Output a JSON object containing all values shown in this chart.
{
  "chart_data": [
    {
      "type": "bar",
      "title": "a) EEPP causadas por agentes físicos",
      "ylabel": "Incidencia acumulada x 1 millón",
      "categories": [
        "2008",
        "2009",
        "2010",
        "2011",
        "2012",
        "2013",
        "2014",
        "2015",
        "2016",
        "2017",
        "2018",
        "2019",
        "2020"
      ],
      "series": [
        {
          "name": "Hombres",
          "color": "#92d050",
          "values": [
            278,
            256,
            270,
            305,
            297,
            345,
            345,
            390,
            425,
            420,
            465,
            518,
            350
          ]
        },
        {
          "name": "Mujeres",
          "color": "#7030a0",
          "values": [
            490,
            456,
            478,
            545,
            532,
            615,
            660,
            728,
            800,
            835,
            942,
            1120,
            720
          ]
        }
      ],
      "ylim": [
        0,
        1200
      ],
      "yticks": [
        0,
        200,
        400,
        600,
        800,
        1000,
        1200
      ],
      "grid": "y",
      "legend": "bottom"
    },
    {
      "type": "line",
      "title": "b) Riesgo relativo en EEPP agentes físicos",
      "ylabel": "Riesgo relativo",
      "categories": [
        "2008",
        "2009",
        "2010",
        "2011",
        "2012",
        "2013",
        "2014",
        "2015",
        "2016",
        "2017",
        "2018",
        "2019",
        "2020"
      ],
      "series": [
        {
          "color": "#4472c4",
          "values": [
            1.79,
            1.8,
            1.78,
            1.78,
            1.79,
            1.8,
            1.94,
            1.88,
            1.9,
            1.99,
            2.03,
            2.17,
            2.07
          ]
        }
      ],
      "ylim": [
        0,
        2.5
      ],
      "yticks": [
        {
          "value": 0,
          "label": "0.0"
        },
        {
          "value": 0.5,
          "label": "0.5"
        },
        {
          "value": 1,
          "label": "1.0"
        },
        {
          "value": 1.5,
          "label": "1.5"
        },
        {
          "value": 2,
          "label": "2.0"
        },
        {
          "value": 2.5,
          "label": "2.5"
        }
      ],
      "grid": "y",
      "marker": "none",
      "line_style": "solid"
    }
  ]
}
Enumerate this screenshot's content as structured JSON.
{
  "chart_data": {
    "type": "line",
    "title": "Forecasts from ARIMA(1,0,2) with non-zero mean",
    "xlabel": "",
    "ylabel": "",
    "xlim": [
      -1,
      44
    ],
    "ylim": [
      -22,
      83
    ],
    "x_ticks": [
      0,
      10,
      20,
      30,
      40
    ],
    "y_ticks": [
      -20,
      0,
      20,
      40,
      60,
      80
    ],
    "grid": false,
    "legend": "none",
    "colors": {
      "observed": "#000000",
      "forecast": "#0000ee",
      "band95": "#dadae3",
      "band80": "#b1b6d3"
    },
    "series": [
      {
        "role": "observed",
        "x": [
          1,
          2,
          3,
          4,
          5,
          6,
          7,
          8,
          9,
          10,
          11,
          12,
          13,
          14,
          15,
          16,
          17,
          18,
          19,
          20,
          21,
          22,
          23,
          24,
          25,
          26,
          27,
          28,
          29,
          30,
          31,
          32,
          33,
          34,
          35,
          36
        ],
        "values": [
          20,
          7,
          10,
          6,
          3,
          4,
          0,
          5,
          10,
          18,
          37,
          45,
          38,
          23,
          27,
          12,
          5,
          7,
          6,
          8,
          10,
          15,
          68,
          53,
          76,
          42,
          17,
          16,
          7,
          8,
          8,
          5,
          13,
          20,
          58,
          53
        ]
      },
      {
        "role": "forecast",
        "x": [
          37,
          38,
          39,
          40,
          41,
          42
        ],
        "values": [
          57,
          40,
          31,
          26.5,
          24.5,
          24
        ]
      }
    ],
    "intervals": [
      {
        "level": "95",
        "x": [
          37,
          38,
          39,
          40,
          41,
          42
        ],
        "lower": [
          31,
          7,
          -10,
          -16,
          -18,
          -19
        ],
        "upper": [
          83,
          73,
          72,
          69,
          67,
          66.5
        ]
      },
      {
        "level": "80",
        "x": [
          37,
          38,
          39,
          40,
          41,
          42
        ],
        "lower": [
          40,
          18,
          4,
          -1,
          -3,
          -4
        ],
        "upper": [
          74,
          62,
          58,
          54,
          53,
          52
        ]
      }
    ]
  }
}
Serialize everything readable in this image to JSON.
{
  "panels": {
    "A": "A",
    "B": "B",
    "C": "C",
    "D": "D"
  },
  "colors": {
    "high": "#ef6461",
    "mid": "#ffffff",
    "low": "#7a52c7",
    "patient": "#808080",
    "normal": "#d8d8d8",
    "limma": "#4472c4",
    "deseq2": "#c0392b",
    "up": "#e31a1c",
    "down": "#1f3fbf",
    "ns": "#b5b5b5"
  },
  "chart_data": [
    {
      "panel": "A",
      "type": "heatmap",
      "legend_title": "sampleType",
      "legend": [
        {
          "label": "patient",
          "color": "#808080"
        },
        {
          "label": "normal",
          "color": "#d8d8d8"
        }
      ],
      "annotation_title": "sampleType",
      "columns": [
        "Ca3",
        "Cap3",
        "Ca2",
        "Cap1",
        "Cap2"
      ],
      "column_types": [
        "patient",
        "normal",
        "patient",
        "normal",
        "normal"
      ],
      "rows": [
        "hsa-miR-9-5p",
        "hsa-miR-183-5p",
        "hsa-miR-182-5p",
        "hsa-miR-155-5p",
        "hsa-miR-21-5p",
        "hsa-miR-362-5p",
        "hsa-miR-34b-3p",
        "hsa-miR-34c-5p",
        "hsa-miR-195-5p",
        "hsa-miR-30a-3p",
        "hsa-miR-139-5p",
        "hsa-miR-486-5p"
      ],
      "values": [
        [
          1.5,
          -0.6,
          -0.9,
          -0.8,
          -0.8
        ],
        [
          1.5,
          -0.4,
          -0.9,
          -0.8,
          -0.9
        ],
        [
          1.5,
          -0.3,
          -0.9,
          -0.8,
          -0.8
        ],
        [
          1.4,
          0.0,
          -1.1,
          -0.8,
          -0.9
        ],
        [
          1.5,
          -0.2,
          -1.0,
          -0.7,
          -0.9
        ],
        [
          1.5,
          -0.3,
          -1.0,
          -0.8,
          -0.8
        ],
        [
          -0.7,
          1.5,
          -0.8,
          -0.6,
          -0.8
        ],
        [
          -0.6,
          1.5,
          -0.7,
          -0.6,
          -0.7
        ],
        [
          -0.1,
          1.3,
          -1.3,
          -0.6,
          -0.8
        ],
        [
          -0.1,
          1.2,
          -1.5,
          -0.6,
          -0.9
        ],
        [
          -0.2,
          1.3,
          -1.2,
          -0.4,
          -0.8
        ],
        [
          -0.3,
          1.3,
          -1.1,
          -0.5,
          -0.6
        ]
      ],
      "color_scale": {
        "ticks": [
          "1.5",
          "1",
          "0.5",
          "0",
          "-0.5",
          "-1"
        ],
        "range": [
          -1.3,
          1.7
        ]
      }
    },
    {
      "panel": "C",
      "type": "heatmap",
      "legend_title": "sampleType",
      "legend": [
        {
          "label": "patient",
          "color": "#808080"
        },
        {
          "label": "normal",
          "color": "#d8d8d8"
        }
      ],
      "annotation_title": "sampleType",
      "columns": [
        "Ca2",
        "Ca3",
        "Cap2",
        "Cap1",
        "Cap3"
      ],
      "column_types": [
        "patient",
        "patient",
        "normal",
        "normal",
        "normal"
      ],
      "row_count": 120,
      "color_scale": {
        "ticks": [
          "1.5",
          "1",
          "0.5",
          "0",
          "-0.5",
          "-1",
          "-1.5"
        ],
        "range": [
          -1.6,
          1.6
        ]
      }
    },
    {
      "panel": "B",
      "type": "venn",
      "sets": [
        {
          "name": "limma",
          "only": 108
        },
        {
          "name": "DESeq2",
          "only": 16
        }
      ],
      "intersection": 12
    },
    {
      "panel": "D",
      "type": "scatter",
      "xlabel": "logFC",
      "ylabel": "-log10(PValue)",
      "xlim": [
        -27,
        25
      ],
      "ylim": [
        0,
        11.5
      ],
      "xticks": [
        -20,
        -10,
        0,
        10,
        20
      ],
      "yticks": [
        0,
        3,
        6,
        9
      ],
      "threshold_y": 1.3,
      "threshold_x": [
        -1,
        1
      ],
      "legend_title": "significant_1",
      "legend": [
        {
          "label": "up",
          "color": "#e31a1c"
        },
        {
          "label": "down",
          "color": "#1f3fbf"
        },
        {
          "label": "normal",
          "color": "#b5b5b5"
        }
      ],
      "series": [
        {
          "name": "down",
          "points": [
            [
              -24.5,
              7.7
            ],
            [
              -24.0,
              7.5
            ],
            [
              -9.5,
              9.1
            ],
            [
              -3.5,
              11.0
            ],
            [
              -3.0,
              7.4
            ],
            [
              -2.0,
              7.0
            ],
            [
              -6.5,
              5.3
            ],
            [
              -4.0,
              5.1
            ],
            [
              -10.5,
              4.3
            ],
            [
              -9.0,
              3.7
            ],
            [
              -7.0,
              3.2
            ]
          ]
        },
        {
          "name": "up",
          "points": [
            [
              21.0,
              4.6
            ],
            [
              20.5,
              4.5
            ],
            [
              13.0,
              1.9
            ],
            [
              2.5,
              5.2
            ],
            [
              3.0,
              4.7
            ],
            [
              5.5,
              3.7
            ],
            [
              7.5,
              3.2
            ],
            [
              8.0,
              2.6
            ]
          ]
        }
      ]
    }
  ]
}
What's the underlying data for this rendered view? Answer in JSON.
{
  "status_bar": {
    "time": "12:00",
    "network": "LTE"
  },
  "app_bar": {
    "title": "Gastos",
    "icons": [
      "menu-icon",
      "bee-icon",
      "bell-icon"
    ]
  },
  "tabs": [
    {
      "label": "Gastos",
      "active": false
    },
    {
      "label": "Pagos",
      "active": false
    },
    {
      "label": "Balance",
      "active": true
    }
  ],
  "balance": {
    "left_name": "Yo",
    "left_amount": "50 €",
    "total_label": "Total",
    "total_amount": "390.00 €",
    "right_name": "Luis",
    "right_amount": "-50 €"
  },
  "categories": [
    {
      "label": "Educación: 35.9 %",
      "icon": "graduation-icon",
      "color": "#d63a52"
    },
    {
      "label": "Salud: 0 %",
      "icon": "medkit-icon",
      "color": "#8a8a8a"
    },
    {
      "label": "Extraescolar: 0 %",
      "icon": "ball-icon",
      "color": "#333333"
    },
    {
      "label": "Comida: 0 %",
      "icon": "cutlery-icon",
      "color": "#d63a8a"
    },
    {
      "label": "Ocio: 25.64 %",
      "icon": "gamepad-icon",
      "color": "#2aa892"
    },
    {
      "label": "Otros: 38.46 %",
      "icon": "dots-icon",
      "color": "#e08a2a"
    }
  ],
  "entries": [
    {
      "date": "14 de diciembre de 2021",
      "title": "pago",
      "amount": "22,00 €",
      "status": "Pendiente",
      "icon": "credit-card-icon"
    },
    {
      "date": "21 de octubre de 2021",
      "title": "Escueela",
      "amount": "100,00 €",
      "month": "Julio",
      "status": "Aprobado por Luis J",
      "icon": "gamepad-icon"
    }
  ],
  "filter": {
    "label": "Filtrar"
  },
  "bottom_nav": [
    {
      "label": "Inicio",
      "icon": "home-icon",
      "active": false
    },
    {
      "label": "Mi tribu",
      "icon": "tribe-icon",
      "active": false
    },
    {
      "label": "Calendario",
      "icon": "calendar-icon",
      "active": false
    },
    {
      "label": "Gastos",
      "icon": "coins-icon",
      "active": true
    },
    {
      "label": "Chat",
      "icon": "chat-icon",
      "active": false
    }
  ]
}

────────

▶ _YOUR OBJECTIVE_: Gather, from the listing above, every line carrying the word "date".

▶ _SOLUTION TO THIS TASK_:
      "date": "14 de diciembre de 2021",
      "date": "21 de octubre de 2021",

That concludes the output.